Data entries

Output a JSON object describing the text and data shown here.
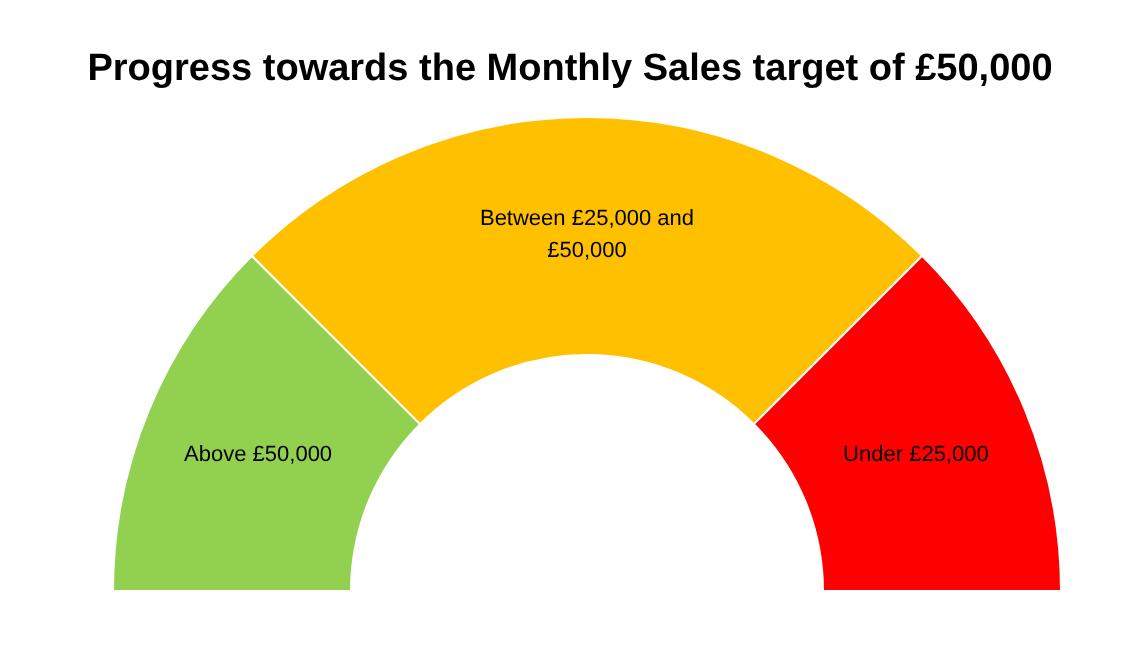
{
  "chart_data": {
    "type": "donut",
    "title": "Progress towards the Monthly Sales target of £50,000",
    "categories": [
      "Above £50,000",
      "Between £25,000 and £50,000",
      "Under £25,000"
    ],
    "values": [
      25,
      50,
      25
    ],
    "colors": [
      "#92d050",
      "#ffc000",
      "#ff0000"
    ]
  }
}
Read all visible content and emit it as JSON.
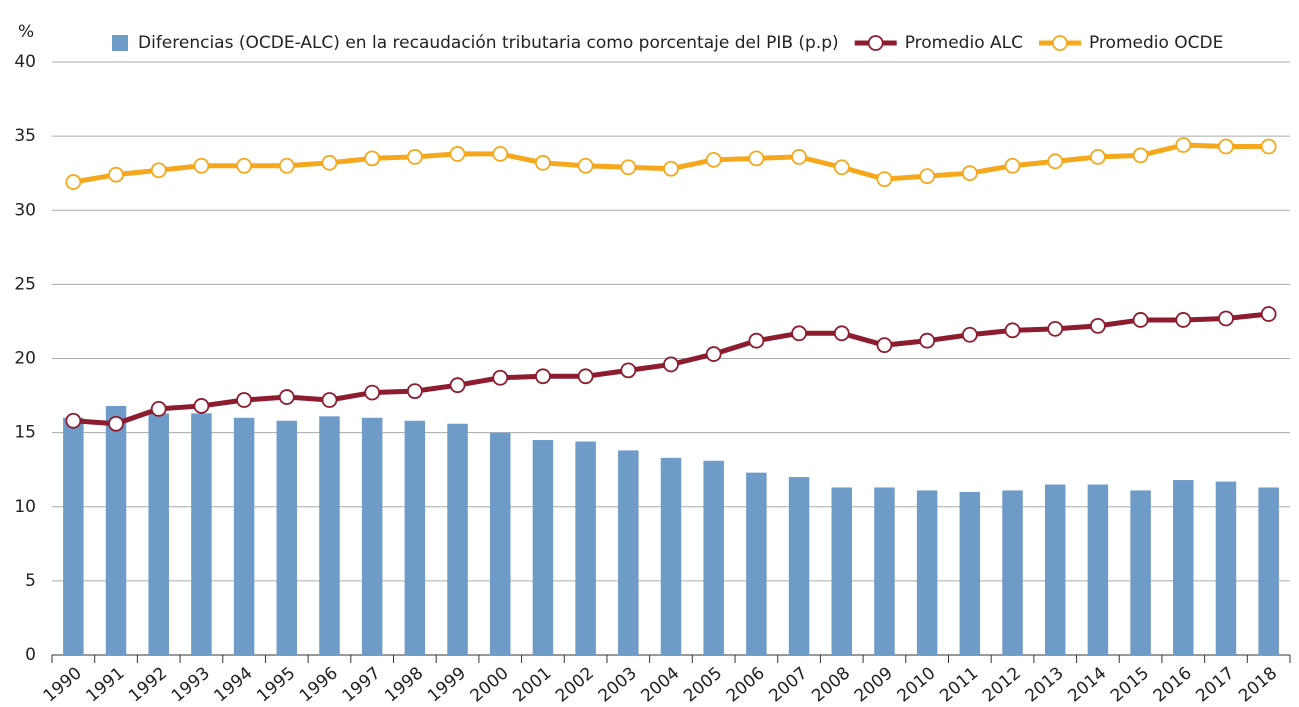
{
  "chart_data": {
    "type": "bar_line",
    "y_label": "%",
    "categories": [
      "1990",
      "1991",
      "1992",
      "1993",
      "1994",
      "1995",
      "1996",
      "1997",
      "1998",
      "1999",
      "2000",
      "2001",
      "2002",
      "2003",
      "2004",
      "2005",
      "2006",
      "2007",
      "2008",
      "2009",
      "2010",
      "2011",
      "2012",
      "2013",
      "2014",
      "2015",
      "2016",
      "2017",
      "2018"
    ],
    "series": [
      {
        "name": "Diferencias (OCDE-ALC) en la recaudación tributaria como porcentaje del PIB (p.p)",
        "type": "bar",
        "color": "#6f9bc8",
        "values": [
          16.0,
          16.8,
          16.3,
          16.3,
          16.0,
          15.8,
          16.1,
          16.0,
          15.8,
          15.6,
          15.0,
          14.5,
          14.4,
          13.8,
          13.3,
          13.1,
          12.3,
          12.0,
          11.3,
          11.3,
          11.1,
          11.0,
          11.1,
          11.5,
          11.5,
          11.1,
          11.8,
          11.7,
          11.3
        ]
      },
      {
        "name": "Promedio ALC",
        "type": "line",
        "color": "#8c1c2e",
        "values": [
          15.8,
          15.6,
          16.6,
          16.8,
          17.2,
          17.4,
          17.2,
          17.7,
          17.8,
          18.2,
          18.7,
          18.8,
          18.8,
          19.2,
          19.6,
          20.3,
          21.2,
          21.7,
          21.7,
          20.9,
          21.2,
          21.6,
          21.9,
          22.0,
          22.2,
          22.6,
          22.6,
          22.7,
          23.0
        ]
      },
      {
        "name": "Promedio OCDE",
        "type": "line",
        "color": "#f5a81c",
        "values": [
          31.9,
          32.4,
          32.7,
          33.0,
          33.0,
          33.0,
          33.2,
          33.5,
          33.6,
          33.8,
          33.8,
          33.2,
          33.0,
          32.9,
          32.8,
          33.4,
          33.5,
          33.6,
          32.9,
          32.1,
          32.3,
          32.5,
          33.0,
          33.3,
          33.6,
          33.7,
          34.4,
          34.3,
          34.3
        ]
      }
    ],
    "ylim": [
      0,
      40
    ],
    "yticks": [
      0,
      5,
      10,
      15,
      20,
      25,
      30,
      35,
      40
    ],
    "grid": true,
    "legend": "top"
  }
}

Written exercise
Quote in full the listing given above; the images are to be left out.

Task answer
Output a JSON object describing the text and data shown here.
{
  "chart_data": {
    "type": "donut",
    "title": "Progress towards the Monthly Sales target of £50,000",
    "categories": [
      "Above £50,000",
      "Between £25,000 and £50,000",
      "Under £25,000"
    ],
    "values": [
      25,
      50,
      25
    ],
    "colors": [
      "#92d050",
      "#ffc000",
      "#ff0000"
    ]
  }
}
Read all visible content and emit it as JSON.
{
  "chart_data": {
    "type": "bar_line",
    "y_label": "%",
    "categories": [
      "1990",
      "1991",
      "1992",
      "1993",
      "1994",
      "1995",
      "1996",
      "1997",
      "1998",
      "1999",
      "2000",
      "2001",
      "2002",
      "2003",
      "2004",
      "2005",
      "2006",
      "2007",
      "2008",
      "2009",
      "2010",
      "2011",
      "2012",
      "2013",
      "2014",
      "2015",
      "2016",
      "2017",
      "2018"
    ],
    "series": [
      {
        "name": "Diferencias (OCDE-ALC) en la recaudación tributaria como porcentaje del PIB (p.p)",
        "type": "bar",
        "color": "#6f9bc8",
        "values": [
          16.0,
          16.8,
          16.3,
          16.3,
          16.0,
          15.8,
          16.1,
          16.0,
          15.8,
          15.6,
          15.0,
          14.5,
          14.4,
          13.8,
          13.3,
          13.1,
          12.3,
          12.0,
          11.3,
          11.3,
          11.1,
          11.0,
          11.1,
          11.5,
          11.5,
          11.1,
          11.8,
          11.7,
          11.3
        ]
      },
      {
        "name": "Promedio ALC",
        "type": "line",
        "color": "#8c1c2e",
        "values": [
          15.8,
          15.6,
          16.6,
          16.8,
          17.2,
          17.4,
          17.2,
          17.7,
          17.8,
          18.2,
          18.7,
          18.8,
          18.8,
          19.2,
          19.6,
          20.3,
          21.2,
          21.7,
          21.7,
          20.9,
          21.2,
          21.6,
          21.9,
          22.0,
          22.2,
          22.6,
          22.6,
          22.7,
          23.0
        ]
      },
      {
        "name": "Promedio OCDE",
        "type": "line",
        "color": "#f5a81c",
        "values": [
          31.9,
          32.4,
          32.7,
          33.0,
          33.0,
          33.0,
          33.2,
          33.5,
          33.6,
          33.8,
          33.8,
          33.2,
          33.0,
          32.9,
          32.8,
          33.4,
          33.5,
          33.6,
          32.9,
          32.1,
          32.3,
          32.5,
          33.0,
          33.3,
          33.6,
          33.7,
          34.4,
          34.3,
          34.3
        ]
      }
    ],
    "ylim": [
      0,
      40
    ],
    "yticks": [
      0,
      5,
      10,
      15,
      20,
      25,
      30,
      35,
      40
    ],
    "grid": true,
    "legend": "top"
  }
}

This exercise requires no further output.